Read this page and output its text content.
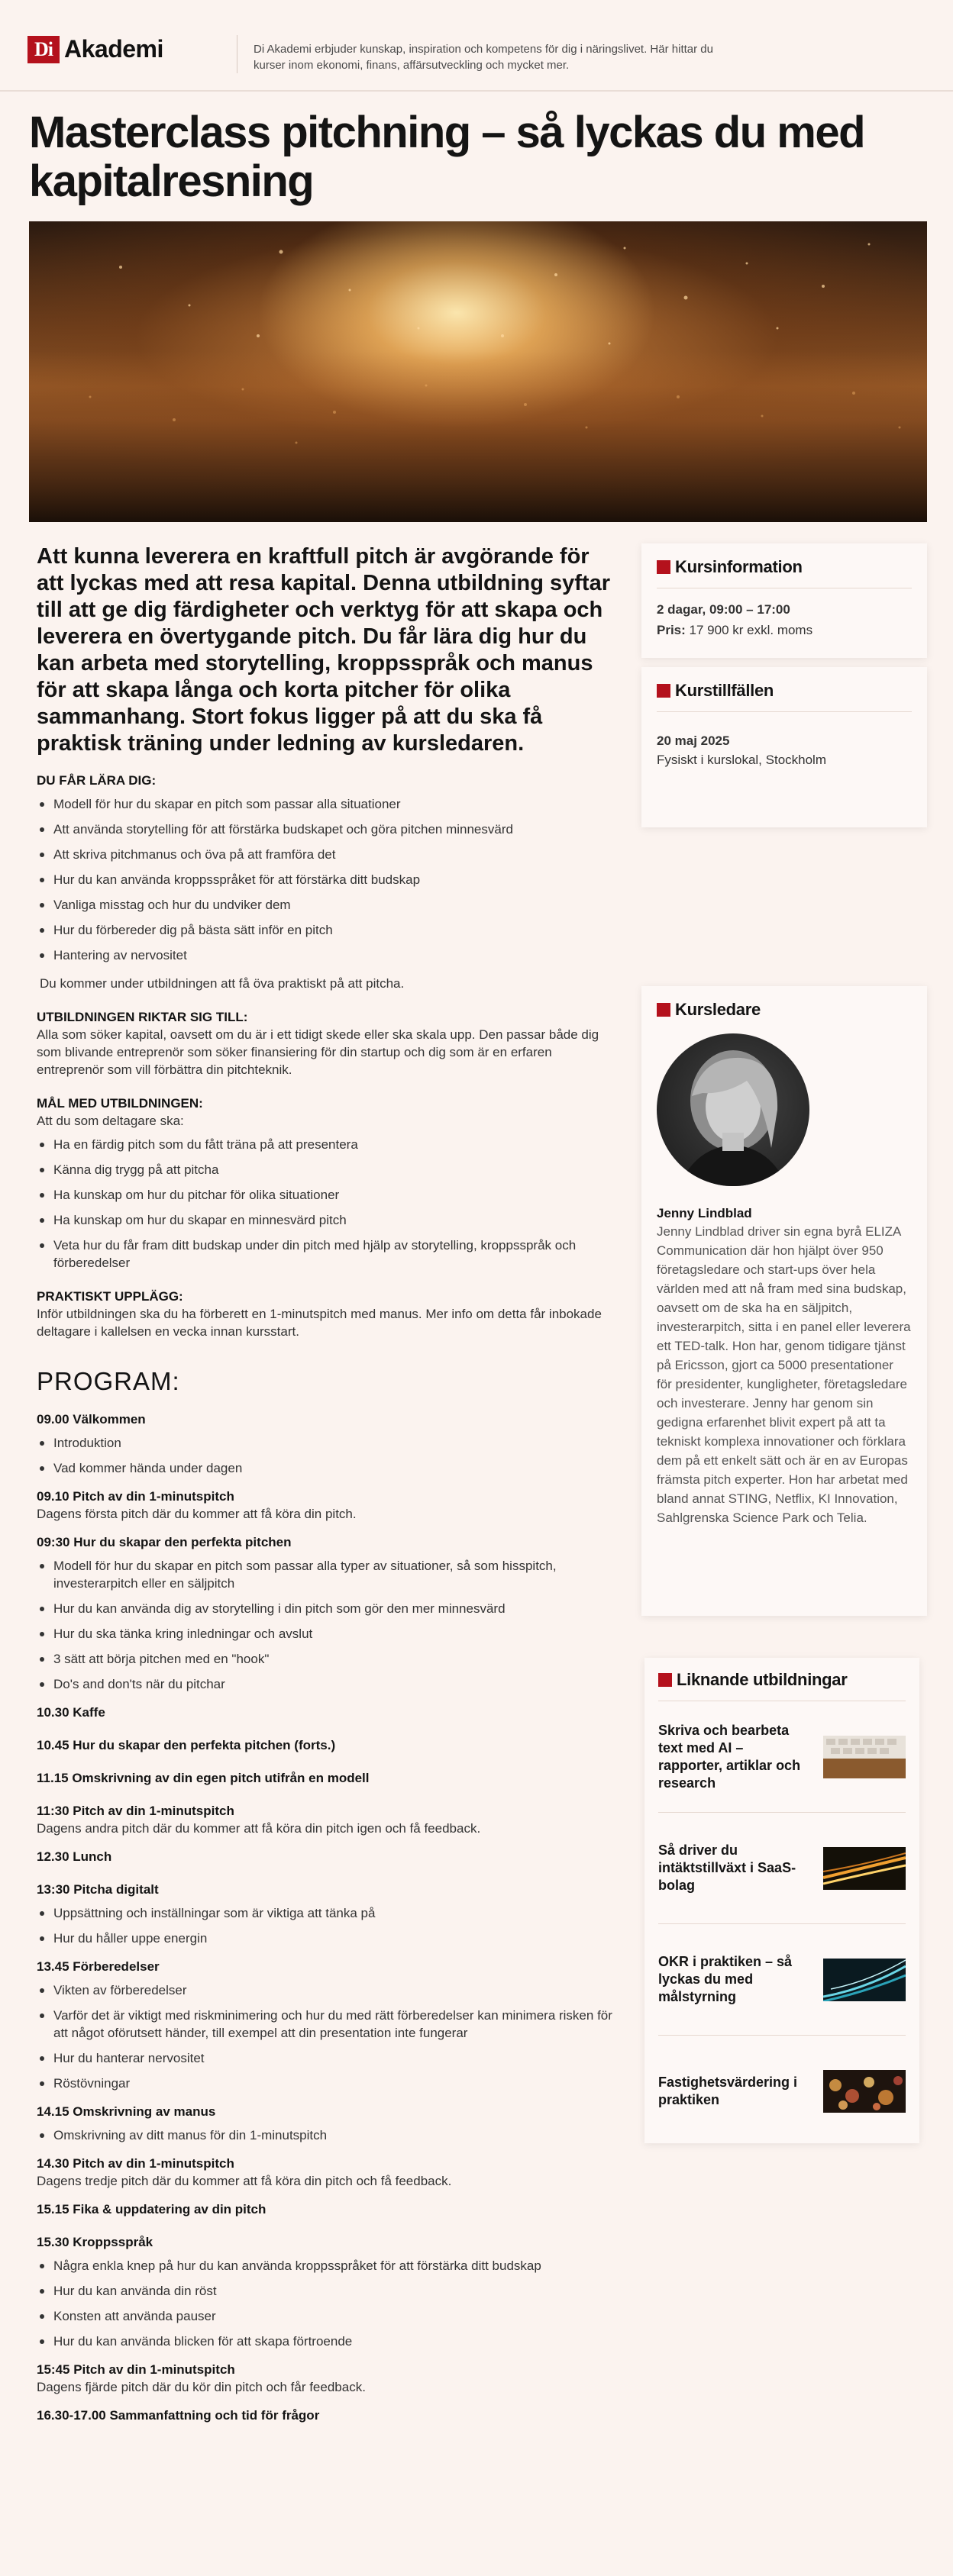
Di Akademi	Di Akademi erbjuder kunskap, inspiration och kompetens för dig i näringslivet. Här hittar du kurser inom ekonomi, finans, affärsutveckling och mycket mer.
Masterclass pitchning – så lyckas du med kapitalresning

Att kunna leverera en kraftfull pitch är avgörande för att lyckas med att resa kapital. Denna utbildning syftar till att ge dig färdigheter och verktyg för att skapa och leverera en övertygande pitch. Du får lära dig hur du kan arbeta med storytelling, kroppsspråk och manus för att skapa långa och korta pitcher för olika sammanhang. Stort fokus ligger på att du ska få praktisk träning under ledning av kursledaren.

DU FÅR LÄRA DIG:
Modell för hur du skapar en pitch som passar alla situationer
Att använda storytelling för att förstärka budskapet och göra pitchen minnesvärd
Att skriva pitchmanus och öva på att framföra det
Hur du kan använda kroppsspråket för att förstärka ditt budskap
Vanliga misstag och hur du undviker dem
Hur du förbereder dig på bästa sätt inför en pitch
Hantering av nervositet

Du kommer under utbildningen att få öva praktiskt på att pitcha.

UTBILDNINGEN RIKTAR SIG TILL:

Alla som söker kapital, oavsett om du är i ett tidigt skede eller ska skala upp. Den passar både dig som blivande entreprenör som söker finansiering för din startup och dig som är en erfaren entreprenör som vill förbättra din pitchteknik.

MÅL MED UTBILDNINGEN:

Att du som deltagare ska:

Ha en färdig pitch som du fått träna på att presentera
Känna dig trygg på att pitcha
Ha kunskap om hur du pitchar för olika situationer
Ha kunskap om hur du skapar en minnesvärd pitch
Veta hur du får fram ditt budskap under din pitch med hjälp av storytelling, kroppsspråk och förberedelser
PRAKTISKT UPPLÄGG:

Inför utbildningen ska du ha förberett en 1-minutspitch med manus. Mer info om detta får inbokade deltagare i kallelsen en vecka innan kursstart.

PROGRAM:
09.00 Välkommen
Introduktion
Vad kommer hända under dagen
09.10 Pitch av din 1-minutspitch

Dagens första pitch där du kommer att få köra din pitch.

09:30 Hur du skapar den perfekta pitchen
Modell för hur du skapar en pitch som passar alla typer av situationer, så som hisspitch, investerarpitch eller en säljpitch
Hur du kan använda dig av storytelling i din pitch som gör den mer minnesvärd
Hur du ska tänka kring inledningar och avslut
3 sätt att börja pitchen med en "hook"
Do's and don'ts när du pitchar
10.30 Kaffe
10.45 Hur du skapar den perfekta pitchen (forts.)
11.15 Omskrivning av din egen pitch utifrån en modell
11:30 Pitch av din 1-minutspitch

Dagens andra pitch där du kommer att få köra din pitch igen och få feedback.

12.30 Lunch
13:30 Pitcha digitalt
Uppsättning och inställningar som är viktiga att tänka på
Hur du håller uppe energin
13.45 Förberedelser
Vikten av förberedelser
Varför det är viktigt med riskminimering och hur du med rätt förberedelser kan minimera risken för att något oförutsett händer, till exempel att din presentation inte fungerar
Hur du hanterar nervositet
Röstövningar
14.15 Omskrivning av manus
Omskrivning av ditt manus för din 1-minutspitch
14.30 Pitch av din 1-minutspitch

Dagens tredje pitch där du kommer att få köra din pitch och få feedback.

15.15 Fika & uppdatering av din pitch
15.30 Kroppsspråk
Några enkla knep på hur du kan använda kroppsspråket för att förstärka ditt budskap
Hur du kan använda din röst
Konsten att använda pauser
Hur du kan använda blicken för att skapa förtroende
15:45 Pitch av din 1-minutspitch

Dagens fjärde pitch där du kör din pitch och får feedback.

16.30-17.00 Sammanfattning och tid för frågor
Kursinformation
2 dagar, 09:00 – 17:00
Pris: 17 900 kr exkl. moms
Kurstillfällen
20 maj 2025
Fysiskt i kurslokal, Stockholm
Kursledare
Jenny Lindblad

Jenny Lindblad driver sin egna byrå ELIZA Communication där hon hjälpt över 950 företagsledare och start-ups över hela världen med att nå fram med sina budskap, oavsett om de ska ha en säljpitch, investerarpitch, sitta i en panel eller leverera ett TED-talk. Hon har, genom tidigare tjänst på Ericsson, gjort ca 5000 presentationer för presidenter, kungligheter, företagsledare och investerare. Jenny har genom sin gedigna erfarenhet blivit expert på att ta tekniskt komplexa innovationer och förklara dem på ett enkelt sätt och är en av Europas främsta pitch experter. Hon har arbetat med bland annat STING, Netflix, KI Innovation, Sahlgrenska Science Park och Telia.

Liknande utbildningar
Skriva och bearbeta text med AI – rapporter, artiklar och research
Så driver du intäktstillväxt i SaaS-bolag
OKR i praktiken – så lyckas du med målstyrning
Fastighetsvärdering i praktiken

——————————

Drop the pictures and reproduce the rest of the data exactly.

Read this page and output its text content.
Di Akademi	Di Akademi erbjuder kunskap, inspiration och kompetens för dig i näringslivet. Här hittar du kurser inom ekonomi, finans, affärsutveckling och mycket mer.
Masterclass pitchning – så lyckas du med kapitalresning

Att kunna leverera en kraftfull pitch är avgörande för att lyckas med att resa kapital. Denna utbildning syftar till att ge dig färdigheter och verktyg för att skapa och leverera en övertygande pitch. Du får lära dig hur du kan arbeta med storytelling, kroppsspråk och manus för att skapa långa och korta pitcher för olika sammanhang. Stort fokus ligger på att du ska få praktisk träning under ledning av kursledaren.

DU FÅR LÄRA DIG:
Modell för hur du skapar en pitch som passar alla situationer
Att använda storytelling för att förstärka budskapet och göra pitchen minnesvärd
Att skriva pitchmanus och öva på att framföra det
Hur du kan använda kroppsspråket för att förstärka ditt budskap
Vanliga misstag och hur du undviker dem
Hur du förbereder dig på bästa sätt inför en pitch
Hantering av nervositet

Du kommer under utbildningen att få öva praktiskt på att pitcha.

UTBILDNINGEN RIKTAR SIG TILL:

Alla som söker kapital, oavsett om du är i ett tidigt skede eller ska skala upp. Den passar både dig som blivande entreprenör som söker finansiering för din startup och dig som är en erfaren entreprenör som vill förbättra din pitchteknik.

MÅL MED UTBILDNINGEN:

Att du som deltagare ska:

Ha en färdig pitch som du fått träna på att presentera
Känna dig trygg på att pitcha
Ha kunskap om hur du pitchar för olika situationer
Ha kunskap om hur du skapar en minnesvärd pitch
Veta hur du får fram ditt budskap under din pitch med hjälp av storytelling, kroppsspråk och förberedelser
PRAKTISKT UPPLÄGG:

Inför utbildningen ska du ha förberett en 1-minutspitch med manus. Mer info om detta får inbokade deltagare i kallelsen en vecka innan kursstart.

PROGRAM:
09.00 Välkommen
Introduktion
Vad kommer hända under dagen
09.10 Pitch av din 1-minutspitch

Dagens första pitch där du kommer att få köra din pitch.

09:30 Hur du skapar den perfekta pitchen
Modell för hur du skapar en pitch som passar alla typer av situationer, så som hisspitch, investerarpitch eller en säljpitch
Hur du kan använda dig av storytelling i din pitch som gör den mer minnesvärd
Hur du ska tänka kring inledningar och avslut
3 sätt att börja pitchen med en "hook"
Do's and don'ts när du pitchar
10.30 Kaffe
10.45 Hur du skapar den perfekta pitchen (forts.)
11.15 Omskrivning av din egen pitch utifrån en modell
11:30 Pitch av din 1-minutspitch

Dagens andra pitch där du kommer att få köra din pitch igen och få feedback.

12.30 Lunch
13:30 Pitcha digitalt
Uppsättning och inställningar som är viktiga att tänka på
Hur du håller uppe energin
13.45 Förberedelser
Vikten av förberedelser
Varför det är viktigt med riskminimering och hur du med rätt förberedelser kan minimera risken för att något oförutsett händer, till exempel att din presentation inte fungerar
Hur du hanterar nervositet
Röstövningar
14.15 Omskrivning av manus
Omskrivning av ditt manus för din 1-minutspitch
14.30 Pitch av din 1-minutspitch

Dagens tredje pitch där du kommer att få köra din pitch och få feedback.

15.15 Fika & uppdatering av din pitch
15.30 Kroppsspråk
Några enkla knep på hur du kan använda kroppsspråket för att förstärka ditt budskap
Hur du kan använda din röst
Konsten att använda pauser
Hur du kan använda blicken för att skapa förtroende
15:45 Pitch av din 1-minutspitch

Dagens fjärde pitch där du kör din pitch och får feedback.

16.30-17.00 Sammanfattning och tid för frågor
Kursinformation
2 dagar, 09:00 – 17:00
Pris: 17 900 kr exkl. moms
Kurstillfällen
20 maj 2025
Fysiskt i kurslokal, Stockholm
Kursledare
Jenny Lindblad

Jenny Lindblad driver sin egna byrå ELIZA Communication där hon hjälpt över 950 företagsledare och start-ups över hela världen med att nå fram med sina budskap, oavsett om de ska ha en säljpitch, investerarpitch, sitta i en panel eller leverera ett TED-talk. Hon har, genom tidigare tjänst på Ericsson, gjort ca 5000 presentationer för presidenter, kungligheter, företagsledare och investerare. Jenny har genom sin gedigna erfarenhet blivit expert på att ta tekniskt komplexa innovationer och förklara dem på ett enkelt sätt och är en av Europas främsta pitch experter. Hon har arbetat med bland annat STING, Netflix, KI Innovation, Sahlgrenska Science Park och Telia.

Liknande utbildningar
Skriva och bearbeta text med AI – rapporter, artiklar och research
Så driver du intäktstillväxt i SaaS-bolag
OKR i praktiken – så lyckas du med målstyrning
Fastighetsvärdering i praktiken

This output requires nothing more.